PROBLEM REQUIREMENTS: Drop the pictures from the entries below, then reproduce the rest exactly.

GIVEN ENTRIES:
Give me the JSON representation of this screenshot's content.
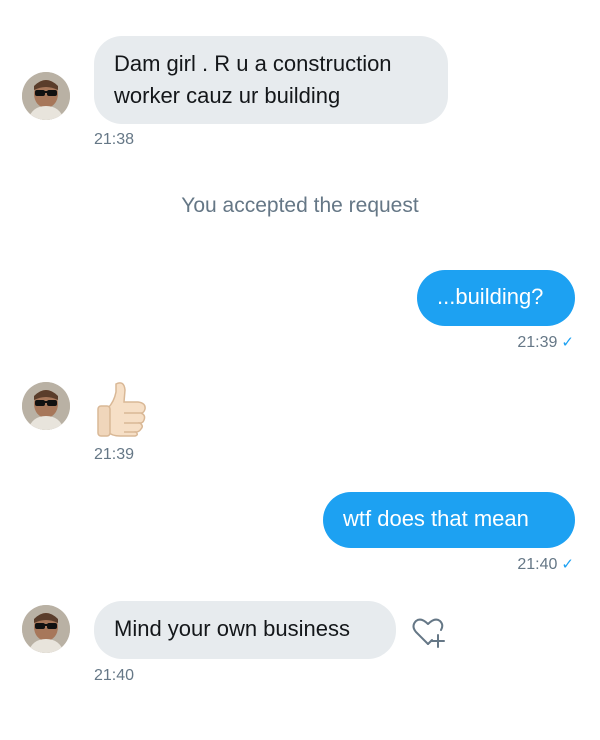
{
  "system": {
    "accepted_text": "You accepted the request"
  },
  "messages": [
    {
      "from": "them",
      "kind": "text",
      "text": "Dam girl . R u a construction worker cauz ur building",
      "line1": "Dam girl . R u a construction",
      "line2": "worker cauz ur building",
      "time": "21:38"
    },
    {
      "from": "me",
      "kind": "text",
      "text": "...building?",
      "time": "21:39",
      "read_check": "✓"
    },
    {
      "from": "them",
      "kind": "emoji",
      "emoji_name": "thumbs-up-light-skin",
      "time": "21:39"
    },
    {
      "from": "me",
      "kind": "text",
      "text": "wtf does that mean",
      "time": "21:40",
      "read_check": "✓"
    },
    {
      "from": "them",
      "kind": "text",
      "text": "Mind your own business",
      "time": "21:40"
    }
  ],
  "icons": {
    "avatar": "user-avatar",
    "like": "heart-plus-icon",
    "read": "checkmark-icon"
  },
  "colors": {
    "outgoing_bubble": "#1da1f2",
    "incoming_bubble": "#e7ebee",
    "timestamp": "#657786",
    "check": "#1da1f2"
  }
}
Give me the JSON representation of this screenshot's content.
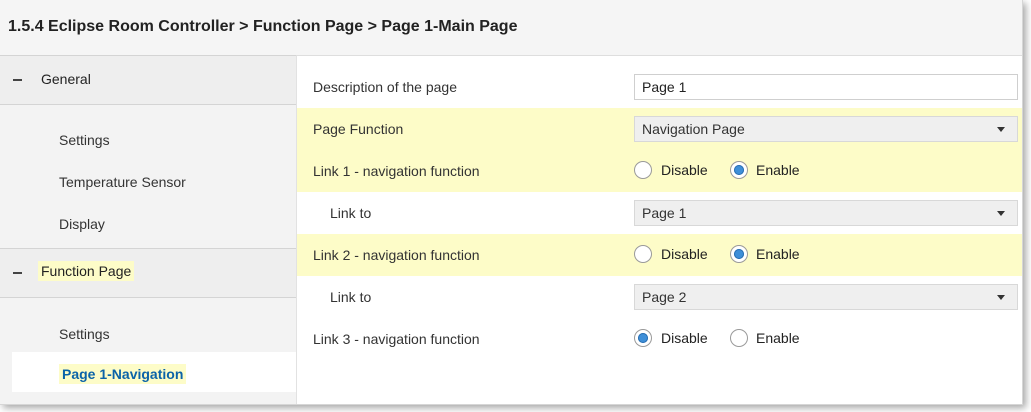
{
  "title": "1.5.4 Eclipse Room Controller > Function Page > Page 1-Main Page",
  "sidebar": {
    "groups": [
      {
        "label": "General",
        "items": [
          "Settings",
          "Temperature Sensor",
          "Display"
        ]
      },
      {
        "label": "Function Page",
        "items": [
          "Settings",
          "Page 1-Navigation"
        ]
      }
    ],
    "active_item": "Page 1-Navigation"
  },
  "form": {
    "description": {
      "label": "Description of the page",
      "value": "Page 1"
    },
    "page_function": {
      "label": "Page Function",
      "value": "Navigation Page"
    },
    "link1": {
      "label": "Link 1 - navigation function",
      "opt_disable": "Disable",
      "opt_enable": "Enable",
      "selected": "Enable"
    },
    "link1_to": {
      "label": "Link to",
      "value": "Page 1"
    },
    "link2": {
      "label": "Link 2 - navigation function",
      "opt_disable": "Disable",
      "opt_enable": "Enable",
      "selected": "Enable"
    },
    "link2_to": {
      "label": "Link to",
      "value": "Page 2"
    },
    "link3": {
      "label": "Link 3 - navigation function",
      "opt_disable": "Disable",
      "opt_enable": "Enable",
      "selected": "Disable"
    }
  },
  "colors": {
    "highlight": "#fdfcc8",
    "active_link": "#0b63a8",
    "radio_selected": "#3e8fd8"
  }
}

FULL OUTPUT:
Give me the JSON representation of this screenshot's content.
{
  "system": {
    "accepted_text": "You accepted the request"
  },
  "messages": [
    {
      "from": "them",
      "kind": "text",
      "text": "Dam girl . R u a construction worker cauz ur building",
      "line1": "Dam girl . R u a construction",
      "line2": "worker cauz ur building",
      "time": "21:38"
    },
    {
      "from": "me",
      "kind": "text",
      "text": "...building?",
      "time": "21:39",
      "read_check": "✓"
    },
    {
      "from": "them",
      "kind": "emoji",
      "emoji_name": "thumbs-up-light-skin",
      "time": "21:39"
    },
    {
      "from": "me",
      "kind": "text",
      "text": "wtf does that mean",
      "time": "21:40",
      "read_check": "✓"
    },
    {
      "from": "them",
      "kind": "text",
      "text": "Mind your own business",
      "time": "21:40"
    }
  ],
  "icons": {
    "avatar": "user-avatar",
    "like": "heart-plus-icon",
    "read": "checkmark-icon"
  },
  "colors": {
    "outgoing_bubble": "#1da1f2",
    "incoming_bubble": "#e7ebee",
    "timestamp": "#657786",
    "check": "#1da1f2"
  }
}
Give me the JSON representation of this screenshot's content.
{
  "title": "1.5.4 Eclipse Room Controller > Function Page > Page 1-Main Page",
  "sidebar": {
    "groups": [
      {
        "label": "General",
        "items": [
          "Settings",
          "Temperature Sensor",
          "Display"
        ]
      },
      {
        "label": "Function Page",
        "items": [
          "Settings",
          "Page 1-Navigation"
        ]
      }
    ],
    "active_item": "Page 1-Navigation"
  },
  "form": {
    "description": {
      "label": "Description of the page",
      "value": "Page 1"
    },
    "page_function": {
      "label": "Page Function",
      "value": "Navigation Page"
    },
    "link1": {
      "label": "Link 1 - navigation function",
      "opt_disable": "Disable",
      "opt_enable": "Enable",
      "selected": "Enable"
    },
    "link1_to": {
      "label": "Link to",
      "value": "Page 1"
    },
    "link2": {
      "label": "Link 2 - navigation function",
      "opt_disable": "Disable",
      "opt_enable": "Enable",
      "selected": "Enable"
    },
    "link2_to": {
      "label": "Link to",
      "value": "Page 2"
    },
    "link3": {
      "label": "Link 3 - navigation function",
      "opt_disable": "Disable",
      "opt_enable": "Enable",
      "selected": "Disable"
    }
  },
  "colors": {
    "highlight": "#fdfcc8",
    "active_link": "#0b63a8",
    "radio_selected": "#3e8fd8"
  }
}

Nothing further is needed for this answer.